-- START DATA TO USE --
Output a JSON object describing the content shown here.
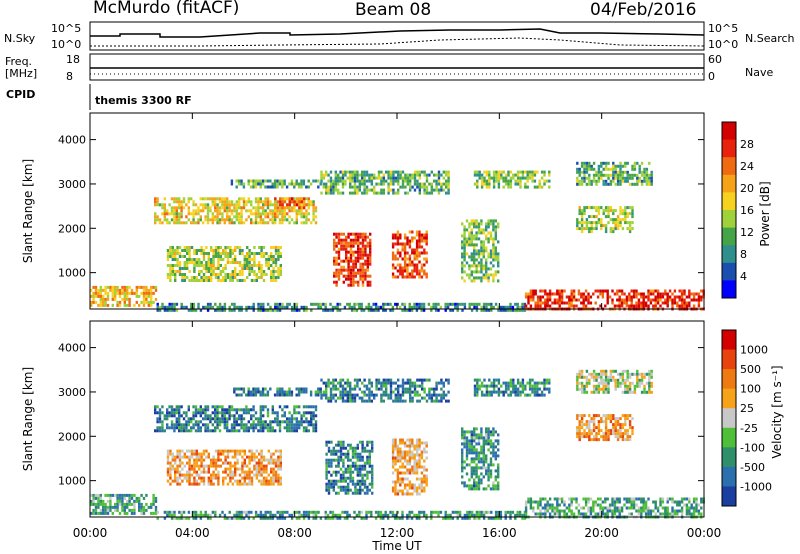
{
  "header": {
    "station": "McMurdo (fitACF)",
    "beam": "Beam 08",
    "date": "04/Feb/2016"
  },
  "top_panels": {
    "nsky_label": "N.Sky",
    "nsky_ticks": [
      "10^5",
      "10^0"
    ],
    "nsearch_label": "N.Search",
    "nsearch_ticks": [
      "10^5",
      "10^0"
    ],
    "freq_label_1": "Freq.",
    "freq_label_2": "[MHz]",
    "freq_ticks": [
      "18",
      "8"
    ],
    "nave_label": "Nave",
    "nave_ticks": [
      "60",
      "0"
    ],
    "cpid_label": "CPID",
    "cpid_value": "themis 3300 RF"
  },
  "chart_data": [
    {
      "type": "heatmap",
      "name": "power",
      "ylabel": "Slant Range [km]",
      "ylim": [
        180,
        4600
      ],
      "yticks": [
        "1000",
        "2000",
        "3000",
        "4000"
      ],
      "colorbar_label": "Power [dB]",
      "colorbar_ticks": [
        "4",
        "8",
        "12",
        "16",
        "20",
        "24",
        "28"
      ],
      "colors": [
        "#0000ff",
        "#1a4fb0",
        "#2f8f8a",
        "#44a447",
        "#9fd23a",
        "#f6d21f",
        "#f7a31a",
        "#f06a12",
        "#e8220d",
        "#d40000"
      ],
      "regions": [
        {
          "t": [
            0.0,
            2.6
          ],
          "r": [
            280,
            700
          ],
          "level": 0.6
        },
        {
          "t": [
            2.6,
            17.0
          ],
          "r": [
            180,
            320
          ],
          "level": 0.25
        },
        {
          "t": [
            17.0,
            24.0
          ],
          "r": [
            180,
            620
          ],
          "level": 0.85
        },
        {
          "t": [
            2.5,
            8.8
          ],
          "r": [
            2150,
            2700
          ],
          "level": 0.55
        },
        {
          "t": [
            7.2,
            8.6
          ],
          "r": [
            2450,
            2700
          ],
          "level": 0.75
        },
        {
          "t": [
            5.5,
            9.0
          ],
          "r": [
            2900,
            3100
          ],
          "level": 0.35
        },
        {
          "t": [
            9.0,
            14.0
          ],
          "r": [
            2800,
            3300
          ],
          "level": 0.35
        },
        {
          "t": [
            9.5,
            11.0
          ],
          "r": [
            700,
            1900
          ],
          "level": 0.85
        },
        {
          "t": [
            11.8,
            13.2
          ],
          "r": [
            900,
            1950
          ],
          "level": 0.8
        },
        {
          "t": [
            3.0,
            7.5
          ],
          "r": [
            800,
            1600
          ],
          "level": 0.45
        },
        {
          "t": [
            14.5,
            16.0
          ],
          "r": [
            800,
            2200
          ],
          "level": 0.4
        },
        {
          "t": [
            15.0,
            18.0
          ],
          "r": [
            2900,
            3300
          ],
          "level": 0.4
        },
        {
          "t": [
            19.0,
            21.2
          ],
          "r": [
            1900,
            2500
          ],
          "level": 0.45
        },
        {
          "t": [
            19.0,
            22.0
          ],
          "r": [
            3000,
            3500
          ],
          "level": 0.35
        }
      ]
    },
    {
      "type": "heatmap",
      "name": "velocity",
      "ylabel": "Slant Range [km]",
      "ylim": [
        180,
        4600
      ],
      "yticks": [
        "1000",
        "2000",
        "3000",
        "4000"
      ],
      "xlabel": "Time UT",
      "xticks": [
        "00:00",
        "04:00",
        "08:00",
        "12:00",
        "16:00",
        "20:00",
        "00:00"
      ],
      "colorbar_label": "Velocity [m s⁻¹]",
      "colorbar_ticks": [
        "1000",
        "500",
        "100",
        "25",
        "-25",
        "-100",
        "-500",
        "-1000"
      ],
      "colors": [
        "#1b3fa0",
        "#2a6fae",
        "#2f8f6a",
        "#4fbf3a",
        "#c8c8c8",
        "#f7a31a",
        "#f07a12",
        "#e8420d",
        "#d40000"
      ],
      "regions": [
        {
          "t": [
            0.0,
            2.6
          ],
          "r": [
            280,
            700
          ],
          "level": 0.3
        },
        {
          "t": [
            2.6,
            17.0
          ],
          "r": [
            180,
            320
          ],
          "level": 0.3
        },
        {
          "t": [
            17.0,
            24.0
          ],
          "r": [
            180,
            620
          ],
          "level": 0.32
        },
        {
          "t": [
            2.5,
            8.8
          ],
          "r": [
            2150,
            2700
          ],
          "level": 0.2
        },
        {
          "t": [
            5.5,
            9.0
          ],
          "r": [
            2900,
            3100
          ],
          "level": 0.2
        },
        {
          "t": [
            9.0,
            14.0
          ],
          "r": [
            2800,
            3300
          ],
          "level": 0.22
        },
        {
          "t": [
            9.2,
            11.0
          ],
          "r": [
            700,
            1900
          ],
          "level": 0.22
        },
        {
          "t": [
            11.8,
            13.2
          ],
          "r": [
            700,
            1950
          ],
          "level": 0.62
        },
        {
          "t": [
            3.0,
            7.5
          ],
          "r": [
            900,
            1700
          ],
          "level": 0.65
        },
        {
          "t": [
            14.5,
            16.0
          ],
          "r": [
            800,
            2200
          ],
          "level": 0.28
        },
        {
          "t": [
            15.0,
            18.0
          ],
          "r": [
            2900,
            3300
          ],
          "level": 0.25
        },
        {
          "t": [
            19.0,
            21.2
          ],
          "r": [
            1900,
            2500
          ],
          "level": 0.66
        },
        {
          "t": [
            19.0,
            22.0
          ],
          "r": [
            3000,
            3500
          ],
          "level": 0.45
        }
      ]
    }
  ]
}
-- END DATA TO USE --
TASK DESCRIPTION:
Using the records above, output their complete text exactly, minus any images.

ANSWER TO THIS EXERCISE:
Output a JSON object describing the content shown here.
{
  "header": {
    "station": "McMurdo (fitACF)",
    "beam": "Beam 08",
    "date": "04/Feb/2016"
  },
  "top_panels": {
    "nsky_label": "N.Sky",
    "nsky_ticks": [
      "10^5",
      "10^0"
    ],
    "nsearch_label": "N.Search",
    "nsearch_ticks": [
      "10^5",
      "10^0"
    ],
    "freq_label_1": "Freq.",
    "freq_label_2": "[MHz]",
    "freq_ticks": [
      "18",
      "8"
    ],
    "nave_label": "Nave",
    "nave_ticks": [
      "60",
      "0"
    ],
    "cpid_label": "CPID",
    "cpid_value": "themis 3300 RF"
  },
  "chart_data": [
    {
      "type": "heatmap",
      "name": "power",
      "ylabel": "Slant Range [km]",
      "ylim": [
        180,
        4600
      ],
      "yticks": [
        "1000",
        "2000",
        "3000",
        "4000"
      ],
      "colorbar_label": "Power [dB]",
      "colorbar_ticks": [
        "4",
        "8",
        "12",
        "16",
        "20",
        "24",
        "28"
      ],
      "colors": [
        "#0000ff",
        "#1a4fb0",
        "#2f8f8a",
        "#44a447",
        "#9fd23a",
        "#f6d21f",
        "#f7a31a",
        "#f06a12",
        "#e8220d",
        "#d40000"
      ],
      "regions": [
        {
          "t": [
            0.0,
            2.6
          ],
          "r": [
            280,
            700
          ],
          "level": 0.6
        },
        {
          "t": [
            2.6,
            17.0
          ],
          "r": [
            180,
            320
          ],
          "level": 0.25
        },
        {
          "t": [
            17.0,
            24.0
          ],
          "r": [
            180,
            620
          ],
          "level": 0.85
        },
        {
          "t": [
            2.5,
            8.8
          ],
          "r": [
            2150,
            2700
          ],
          "level": 0.55
        },
        {
          "t": [
            7.2,
            8.6
          ],
          "r": [
            2450,
            2700
          ],
          "level": 0.75
        },
        {
          "t": [
            5.5,
            9.0
          ],
          "r": [
            2900,
            3100
          ],
          "level": 0.35
        },
        {
          "t": [
            9.0,
            14.0
          ],
          "r": [
            2800,
            3300
          ],
          "level": 0.35
        },
        {
          "t": [
            9.5,
            11.0
          ],
          "r": [
            700,
            1900
          ],
          "level": 0.85
        },
        {
          "t": [
            11.8,
            13.2
          ],
          "r": [
            900,
            1950
          ],
          "level": 0.8
        },
        {
          "t": [
            3.0,
            7.5
          ],
          "r": [
            800,
            1600
          ],
          "level": 0.45
        },
        {
          "t": [
            14.5,
            16.0
          ],
          "r": [
            800,
            2200
          ],
          "level": 0.4
        },
        {
          "t": [
            15.0,
            18.0
          ],
          "r": [
            2900,
            3300
          ],
          "level": 0.4
        },
        {
          "t": [
            19.0,
            21.2
          ],
          "r": [
            1900,
            2500
          ],
          "level": 0.45
        },
        {
          "t": [
            19.0,
            22.0
          ],
          "r": [
            3000,
            3500
          ],
          "level": 0.35
        }
      ]
    },
    {
      "type": "heatmap",
      "name": "velocity",
      "ylabel": "Slant Range [km]",
      "ylim": [
        180,
        4600
      ],
      "yticks": [
        "1000",
        "2000",
        "3000",
        "4000"
      ],
      "xlabel": "Time UT",
      "xticks": [
        "00:00",
        "04:00",
        "08:00",
        "12:00",
        "16:00",
        "20:00",
        "00:00"
      ],
      "colorbar_label": "Velocity [m s⁻¹]",
      "colorbar_ticks": [
        "1000",
        "500",
        "100",
        "25",
        "-25",
        "-100",
        "-500",
        "-1000"
      ],
      "colors": [
        "#1b3fa0",
        "#2a6fae",
        "#2f8f6a",
        "#4fbf3a",
        "#c8c8c8",
        "#f7a31a",
        "#f07a12",
        "#e8420d",
        "#d40000"
      ],
      "regions": [
        {
          "t": [
            0.0,
            2.6
          ],
          "r": [
            280,
            700
          ],
          "level": 0.3
        },
        {
          "t": [
            2.6,
            17.0
          ],
          "r": [
            180,
            320
          ],
          "level": 0.3
        },
        {
          "t": [
            17.0,
            24.0
          ],
          "r": [
            180,
            620
          ],
          "level": 0.32
        },
        {
          "t": [
            2.5,
            8.8
          ],
          "r": [
            2150,
            2700
          ],
          "level": 0.2
        },
        {
          "t": [
            5.5,
            9.0
          ],
          "r": [
            2900,
            3100
          ],
          "level": 0.2
        },
        {
          "t": [
            9.0,
            14.0
          ],
          "r": [
            2800,
            3300
          ],
          "level": 0.22
        },
        {
          "t": [
            9.2,
            11.0
          ],
          "r": [
            700,
            1900
          ],
          "level": 0.22
        },
        {
          "t": [
            11.8,
            13.2
          ],
          "r": [
            700,
            1950
          ],
          "level": 0.62
        },
        {
          "t": [
            3.0,
            7.5
          ],
          "r": [
            900,
            1700
          ],
          "level": 0.65
        },
        {
          "t": [
            14.5,
            16.0
          ],
          "r": [
            800,
            2200
          ],
          "level": 0.28
        },
        {
          "t": [
            15.0,
            18.0
          ],
          "r": [
            2900,
            3300
          ],
          "level": 0.25
        },
        {
          "t": [
            19.0,
            21.2
          ],
          "r": [
            1900,
            2500
          ],
          "level": 0.66
        },
        {
          "t": [
            19.0,
            22.0
          ],
          "r": [
            3000,
            3500
          ],
          "level": 0.45
        }
      ]
    }
  ]
}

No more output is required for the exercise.